» Exercise instructions: Only a number is wanted here: the number of lines of the data that include "name".

##########

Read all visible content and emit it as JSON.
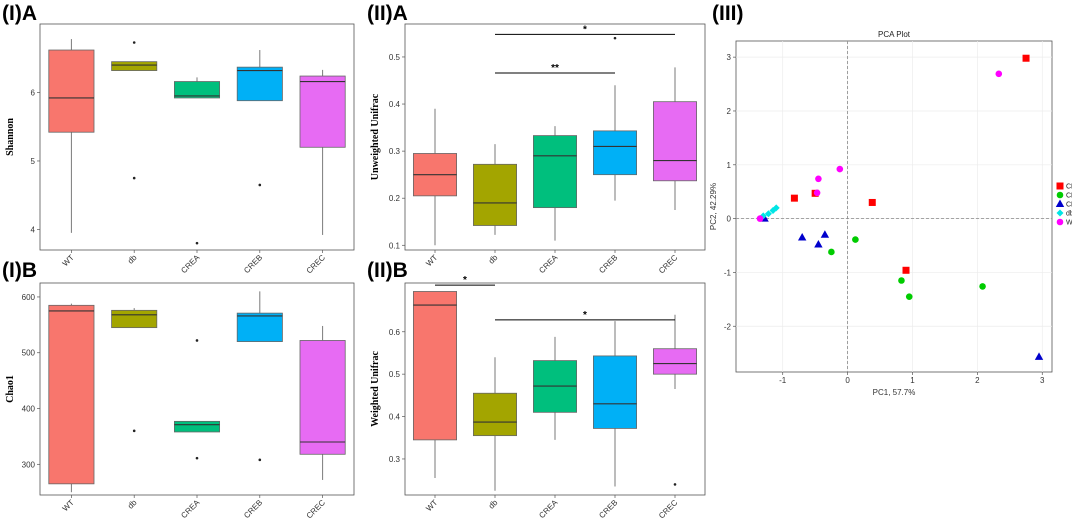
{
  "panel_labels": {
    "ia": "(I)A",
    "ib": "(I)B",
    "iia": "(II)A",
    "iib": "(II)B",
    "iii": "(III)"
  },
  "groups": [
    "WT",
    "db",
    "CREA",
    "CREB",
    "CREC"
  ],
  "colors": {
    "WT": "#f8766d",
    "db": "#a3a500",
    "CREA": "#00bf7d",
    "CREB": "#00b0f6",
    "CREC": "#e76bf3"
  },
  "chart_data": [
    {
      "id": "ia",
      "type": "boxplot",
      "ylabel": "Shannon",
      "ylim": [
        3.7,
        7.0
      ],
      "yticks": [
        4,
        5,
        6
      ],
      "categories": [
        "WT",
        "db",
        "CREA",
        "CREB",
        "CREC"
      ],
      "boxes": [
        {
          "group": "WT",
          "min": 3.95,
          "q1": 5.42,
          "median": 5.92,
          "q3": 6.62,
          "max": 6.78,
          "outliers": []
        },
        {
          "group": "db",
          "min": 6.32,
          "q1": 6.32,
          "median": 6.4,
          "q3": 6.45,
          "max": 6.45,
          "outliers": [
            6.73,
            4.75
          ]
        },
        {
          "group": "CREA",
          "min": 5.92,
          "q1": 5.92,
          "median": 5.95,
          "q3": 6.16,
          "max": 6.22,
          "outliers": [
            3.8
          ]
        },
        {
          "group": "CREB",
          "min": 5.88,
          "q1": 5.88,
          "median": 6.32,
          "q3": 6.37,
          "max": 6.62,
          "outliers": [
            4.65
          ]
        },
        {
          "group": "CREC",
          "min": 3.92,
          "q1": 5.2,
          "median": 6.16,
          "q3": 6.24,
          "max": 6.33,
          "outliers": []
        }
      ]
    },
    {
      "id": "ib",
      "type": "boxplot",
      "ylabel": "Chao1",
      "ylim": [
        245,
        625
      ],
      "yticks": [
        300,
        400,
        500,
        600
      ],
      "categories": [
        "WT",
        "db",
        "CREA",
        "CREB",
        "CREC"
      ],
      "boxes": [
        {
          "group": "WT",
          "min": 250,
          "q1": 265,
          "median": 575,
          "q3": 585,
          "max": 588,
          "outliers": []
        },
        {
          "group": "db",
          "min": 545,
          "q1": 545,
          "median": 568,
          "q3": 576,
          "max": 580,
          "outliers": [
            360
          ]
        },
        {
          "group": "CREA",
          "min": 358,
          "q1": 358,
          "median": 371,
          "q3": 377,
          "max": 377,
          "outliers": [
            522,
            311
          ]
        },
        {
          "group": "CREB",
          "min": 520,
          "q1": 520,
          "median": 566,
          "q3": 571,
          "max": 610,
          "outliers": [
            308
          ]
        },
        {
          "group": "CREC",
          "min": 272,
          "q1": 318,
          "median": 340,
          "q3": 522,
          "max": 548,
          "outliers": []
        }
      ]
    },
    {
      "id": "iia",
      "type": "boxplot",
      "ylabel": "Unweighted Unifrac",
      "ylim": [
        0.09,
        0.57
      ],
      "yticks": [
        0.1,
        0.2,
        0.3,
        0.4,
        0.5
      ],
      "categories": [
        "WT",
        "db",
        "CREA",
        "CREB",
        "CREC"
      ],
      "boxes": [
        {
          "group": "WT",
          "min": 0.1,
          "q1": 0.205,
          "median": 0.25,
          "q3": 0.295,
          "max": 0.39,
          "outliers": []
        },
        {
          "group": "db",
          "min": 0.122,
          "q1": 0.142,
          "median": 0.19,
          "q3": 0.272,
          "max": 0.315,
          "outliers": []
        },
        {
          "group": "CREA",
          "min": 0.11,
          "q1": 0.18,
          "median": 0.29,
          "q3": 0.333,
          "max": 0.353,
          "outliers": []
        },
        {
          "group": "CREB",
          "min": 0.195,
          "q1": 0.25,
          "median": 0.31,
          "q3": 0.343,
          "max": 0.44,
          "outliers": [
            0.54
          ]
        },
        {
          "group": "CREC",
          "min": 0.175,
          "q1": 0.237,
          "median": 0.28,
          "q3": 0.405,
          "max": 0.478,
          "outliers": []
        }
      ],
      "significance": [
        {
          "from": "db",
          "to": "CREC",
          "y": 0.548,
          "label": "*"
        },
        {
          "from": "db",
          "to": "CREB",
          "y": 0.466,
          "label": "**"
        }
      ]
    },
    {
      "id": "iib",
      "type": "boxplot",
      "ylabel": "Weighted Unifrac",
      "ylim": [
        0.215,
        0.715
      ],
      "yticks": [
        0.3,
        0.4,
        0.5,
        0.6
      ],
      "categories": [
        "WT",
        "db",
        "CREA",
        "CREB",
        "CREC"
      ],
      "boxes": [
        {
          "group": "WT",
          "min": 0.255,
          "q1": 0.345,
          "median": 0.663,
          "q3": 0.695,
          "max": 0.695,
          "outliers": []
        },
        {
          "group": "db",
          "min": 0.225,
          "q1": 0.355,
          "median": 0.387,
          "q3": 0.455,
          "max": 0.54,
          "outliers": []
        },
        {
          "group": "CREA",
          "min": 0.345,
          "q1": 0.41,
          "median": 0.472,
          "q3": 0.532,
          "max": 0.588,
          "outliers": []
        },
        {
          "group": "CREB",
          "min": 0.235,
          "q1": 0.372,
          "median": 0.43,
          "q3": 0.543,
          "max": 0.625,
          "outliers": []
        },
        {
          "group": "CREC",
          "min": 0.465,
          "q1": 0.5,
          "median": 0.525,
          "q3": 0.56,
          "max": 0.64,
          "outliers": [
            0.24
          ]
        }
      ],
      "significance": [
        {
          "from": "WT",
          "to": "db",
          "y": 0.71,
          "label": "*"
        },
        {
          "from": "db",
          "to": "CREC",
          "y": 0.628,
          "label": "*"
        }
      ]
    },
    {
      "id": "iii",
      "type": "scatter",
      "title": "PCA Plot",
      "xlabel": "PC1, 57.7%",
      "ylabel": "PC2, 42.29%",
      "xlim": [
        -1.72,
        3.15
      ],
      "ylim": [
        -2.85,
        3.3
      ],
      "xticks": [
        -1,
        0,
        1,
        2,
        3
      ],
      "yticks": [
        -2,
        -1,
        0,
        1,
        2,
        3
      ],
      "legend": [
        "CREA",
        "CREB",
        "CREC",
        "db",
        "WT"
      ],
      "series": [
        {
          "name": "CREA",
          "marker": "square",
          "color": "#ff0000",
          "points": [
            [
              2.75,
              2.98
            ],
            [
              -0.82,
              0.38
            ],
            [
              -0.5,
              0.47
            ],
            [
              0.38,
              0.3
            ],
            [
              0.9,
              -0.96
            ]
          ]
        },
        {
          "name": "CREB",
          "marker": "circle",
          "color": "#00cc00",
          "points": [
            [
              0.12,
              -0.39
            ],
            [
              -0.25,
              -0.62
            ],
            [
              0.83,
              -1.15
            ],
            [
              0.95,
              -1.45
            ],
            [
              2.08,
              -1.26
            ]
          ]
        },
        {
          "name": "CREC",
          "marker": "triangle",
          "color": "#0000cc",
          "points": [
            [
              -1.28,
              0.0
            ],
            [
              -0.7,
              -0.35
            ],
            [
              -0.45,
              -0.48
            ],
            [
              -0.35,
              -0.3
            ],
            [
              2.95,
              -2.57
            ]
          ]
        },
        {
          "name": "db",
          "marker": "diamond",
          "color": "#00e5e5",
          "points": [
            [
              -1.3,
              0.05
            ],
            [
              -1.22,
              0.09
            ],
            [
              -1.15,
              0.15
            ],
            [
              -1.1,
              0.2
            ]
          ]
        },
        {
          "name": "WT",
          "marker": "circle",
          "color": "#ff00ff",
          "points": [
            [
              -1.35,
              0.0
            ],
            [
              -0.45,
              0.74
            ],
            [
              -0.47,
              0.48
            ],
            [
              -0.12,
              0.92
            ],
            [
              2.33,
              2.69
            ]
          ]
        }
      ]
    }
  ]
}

##########

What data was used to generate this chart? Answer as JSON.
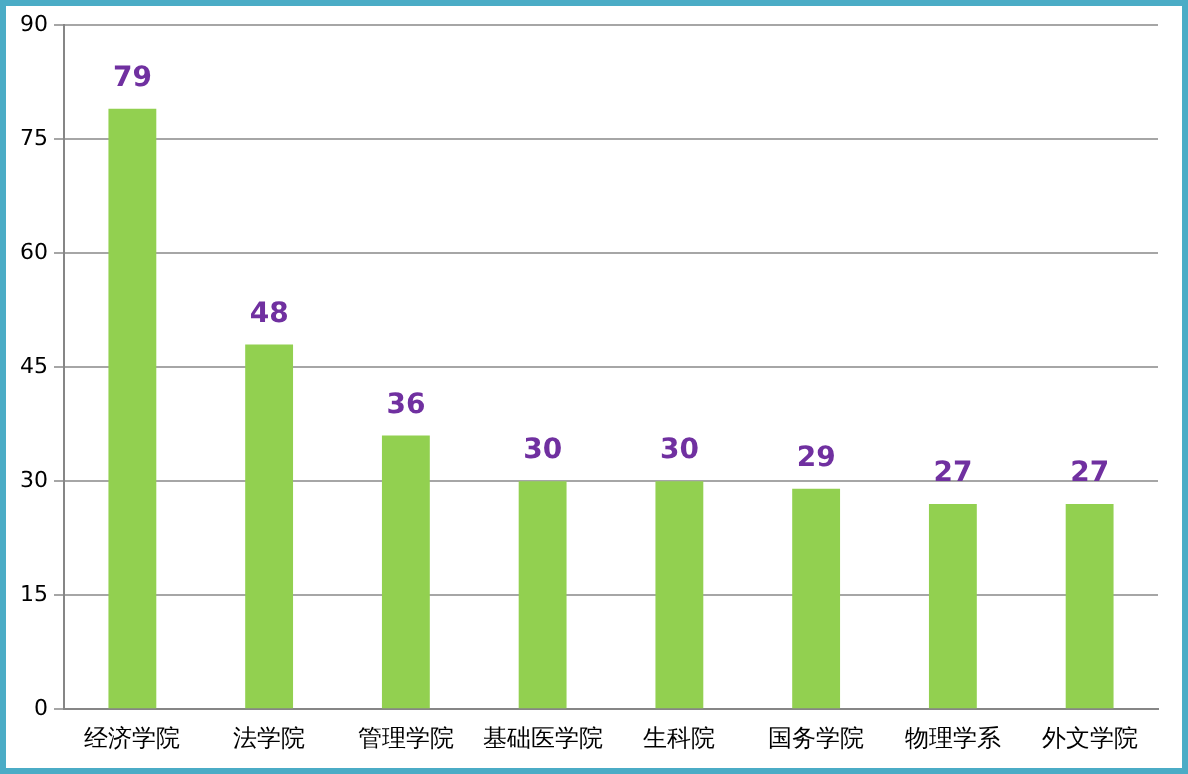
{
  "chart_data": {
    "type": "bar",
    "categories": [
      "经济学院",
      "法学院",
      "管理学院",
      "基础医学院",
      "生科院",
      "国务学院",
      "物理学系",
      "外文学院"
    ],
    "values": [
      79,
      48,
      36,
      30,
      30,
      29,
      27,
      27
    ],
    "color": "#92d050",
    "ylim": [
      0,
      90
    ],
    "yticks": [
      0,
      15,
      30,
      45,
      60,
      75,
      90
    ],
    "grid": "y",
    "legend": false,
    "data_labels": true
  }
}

##########

» Answer to the task: 5